◆ Directions ◆
Keep every line where the word "title" appears; drop the rest.

** Begin Records shown **

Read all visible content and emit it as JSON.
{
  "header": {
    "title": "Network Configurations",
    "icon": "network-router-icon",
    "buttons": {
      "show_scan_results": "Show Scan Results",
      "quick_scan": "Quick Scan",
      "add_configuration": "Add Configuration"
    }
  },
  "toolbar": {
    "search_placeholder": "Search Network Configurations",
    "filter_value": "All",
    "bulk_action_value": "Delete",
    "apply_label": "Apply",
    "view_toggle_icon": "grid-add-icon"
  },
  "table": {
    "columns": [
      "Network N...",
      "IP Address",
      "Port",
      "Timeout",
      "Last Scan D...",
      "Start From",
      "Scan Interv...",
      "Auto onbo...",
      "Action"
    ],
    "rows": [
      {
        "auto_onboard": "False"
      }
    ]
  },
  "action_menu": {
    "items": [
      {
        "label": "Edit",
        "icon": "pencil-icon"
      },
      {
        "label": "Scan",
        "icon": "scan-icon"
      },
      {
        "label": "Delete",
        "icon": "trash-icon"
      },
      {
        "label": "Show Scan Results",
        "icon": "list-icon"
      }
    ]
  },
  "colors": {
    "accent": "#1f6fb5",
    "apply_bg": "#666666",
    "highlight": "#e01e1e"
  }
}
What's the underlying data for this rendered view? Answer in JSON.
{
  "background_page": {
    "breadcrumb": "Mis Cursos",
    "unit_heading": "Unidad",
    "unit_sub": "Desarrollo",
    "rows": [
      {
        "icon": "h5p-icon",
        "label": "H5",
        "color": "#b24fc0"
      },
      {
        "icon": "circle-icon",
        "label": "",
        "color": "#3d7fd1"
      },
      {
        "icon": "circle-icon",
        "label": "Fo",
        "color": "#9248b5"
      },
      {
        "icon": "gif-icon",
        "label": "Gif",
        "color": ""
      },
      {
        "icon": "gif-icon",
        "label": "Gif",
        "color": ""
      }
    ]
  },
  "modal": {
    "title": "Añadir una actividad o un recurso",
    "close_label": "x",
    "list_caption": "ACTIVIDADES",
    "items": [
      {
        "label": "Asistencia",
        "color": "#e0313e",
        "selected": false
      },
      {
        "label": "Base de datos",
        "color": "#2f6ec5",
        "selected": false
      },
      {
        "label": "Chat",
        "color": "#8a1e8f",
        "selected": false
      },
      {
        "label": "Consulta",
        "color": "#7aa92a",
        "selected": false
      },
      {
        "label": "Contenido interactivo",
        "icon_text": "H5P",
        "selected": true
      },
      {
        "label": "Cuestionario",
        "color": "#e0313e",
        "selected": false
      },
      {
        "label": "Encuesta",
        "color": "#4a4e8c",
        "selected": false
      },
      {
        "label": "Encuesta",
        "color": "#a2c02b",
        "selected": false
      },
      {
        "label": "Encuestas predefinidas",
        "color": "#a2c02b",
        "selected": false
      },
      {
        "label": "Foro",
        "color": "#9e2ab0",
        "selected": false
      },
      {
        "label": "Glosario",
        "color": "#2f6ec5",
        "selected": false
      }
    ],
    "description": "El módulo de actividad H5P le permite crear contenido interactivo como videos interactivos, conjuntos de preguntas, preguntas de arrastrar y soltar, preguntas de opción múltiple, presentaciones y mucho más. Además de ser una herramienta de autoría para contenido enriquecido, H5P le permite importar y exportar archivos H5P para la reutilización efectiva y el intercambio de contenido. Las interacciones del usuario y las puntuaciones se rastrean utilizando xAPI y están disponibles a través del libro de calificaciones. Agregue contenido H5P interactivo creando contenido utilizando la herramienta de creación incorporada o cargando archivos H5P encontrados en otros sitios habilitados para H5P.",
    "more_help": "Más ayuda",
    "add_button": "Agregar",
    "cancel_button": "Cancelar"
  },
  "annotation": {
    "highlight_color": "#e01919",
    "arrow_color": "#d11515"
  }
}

** End Records shown **

◆ Full solution ◆
    "title": "Network Configurations",
    "title": "Añadir una actividad o un recurso",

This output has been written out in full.